[Records from a collection]
+--
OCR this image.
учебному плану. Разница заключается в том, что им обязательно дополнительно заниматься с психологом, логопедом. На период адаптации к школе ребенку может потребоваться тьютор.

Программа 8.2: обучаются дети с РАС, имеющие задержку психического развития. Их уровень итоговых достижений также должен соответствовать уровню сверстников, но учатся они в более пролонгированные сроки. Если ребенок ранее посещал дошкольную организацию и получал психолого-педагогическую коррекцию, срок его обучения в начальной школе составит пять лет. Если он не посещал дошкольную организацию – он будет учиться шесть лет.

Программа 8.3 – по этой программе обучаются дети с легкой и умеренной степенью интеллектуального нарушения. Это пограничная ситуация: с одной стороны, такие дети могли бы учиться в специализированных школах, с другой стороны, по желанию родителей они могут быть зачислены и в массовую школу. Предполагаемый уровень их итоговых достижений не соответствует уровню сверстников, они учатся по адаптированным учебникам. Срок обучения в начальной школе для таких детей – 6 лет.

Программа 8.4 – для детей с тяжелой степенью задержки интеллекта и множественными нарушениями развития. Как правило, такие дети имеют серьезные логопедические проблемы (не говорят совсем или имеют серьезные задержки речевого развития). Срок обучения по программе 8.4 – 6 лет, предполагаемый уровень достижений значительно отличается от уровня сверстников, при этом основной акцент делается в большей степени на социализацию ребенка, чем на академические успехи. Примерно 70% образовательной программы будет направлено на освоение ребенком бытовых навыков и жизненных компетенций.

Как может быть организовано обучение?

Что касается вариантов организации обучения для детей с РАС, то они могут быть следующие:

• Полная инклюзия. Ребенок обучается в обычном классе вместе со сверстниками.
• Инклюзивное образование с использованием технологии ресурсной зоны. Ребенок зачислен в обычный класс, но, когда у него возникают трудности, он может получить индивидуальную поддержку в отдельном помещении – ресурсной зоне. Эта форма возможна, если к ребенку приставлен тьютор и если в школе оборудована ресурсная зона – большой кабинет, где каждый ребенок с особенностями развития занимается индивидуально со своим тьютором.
+--
Every line above needs to be retyped exactly.

OCR this image.
учебному плану. Разница заключается в том, что им обязательно дополнительно заниматься с психологом, логопедом. На период адаптации к школе ребенку может потребоваться тьютор.

Программа 8.2: обучаются дети с РАС, имеющие задержку психического развития. Их уровень итоговых достижений также должен соответствовать уровню сверстников, но учатся они в более пролонгированные сроки. Если ребенок ранее посещал дошкольную организацию и получал психолого-педагогическую коррекцию, срок его обучения в начальной школе составит пять лет. Если он не посещал дошкольную организацию – он будет учиться шесть лет.

Программа 8.3 – по этой программе обучаются дети с легкой и умеренной степенью интеллектуального нарушения. Это пограничная ситуация: с одной стороны, такие дети могли бы учиться в специализированных школах, с другой стороны, по желанию родителей они могут быть зачислены и в массовую школу. Предполагаемый уровень их итоговых достижений не соответствует уровню сверстников, они учатся по адаптированным учебникам. Срок обучения в начальной школе для таких детей – 6 лет.

Программа 8.4 – для детей с тяжелой степенью задержки интеллекта и множественными нарушениями развития. Как правило, такие дети имеют серьезные логопедические проблемы (не говорят совсем или имеют серьезные задержки речевого развития). Срок обучения по программе 8.4 – 6 лет, предполагаемый уровень достижений значительно отличается от уровня сверстников, при этом основной акцент делается в большей степени на социализацию ребенка, чем на академические успехи. Примерно 70% образовательной программы будет направлено на освоение ребенком бытовых навыков и жизненных компетенций.

Как может быть организовано обучение?

Что касается вариантов организации обучения для детей с РАС, то они могут быть следующие:

• Полная инклюзия. Ребенок обучается в обычном классе вместе со сверстниками.
• Инклюзивное образование с использованием технологии ресурсной зоны. Ребенок зачислен в обычный класс, но, когда у него возникают трудности, он может получить индивидуальную поддержку в отдельном помещении – ресурсной зоне. Эта форма возможна, если к ребенку приставлен тьютор и если в школе оборудована ресурсная зона – большой кабинет, где каждый ребенок с особенностями развития занимается индивидуально со своим тьютором.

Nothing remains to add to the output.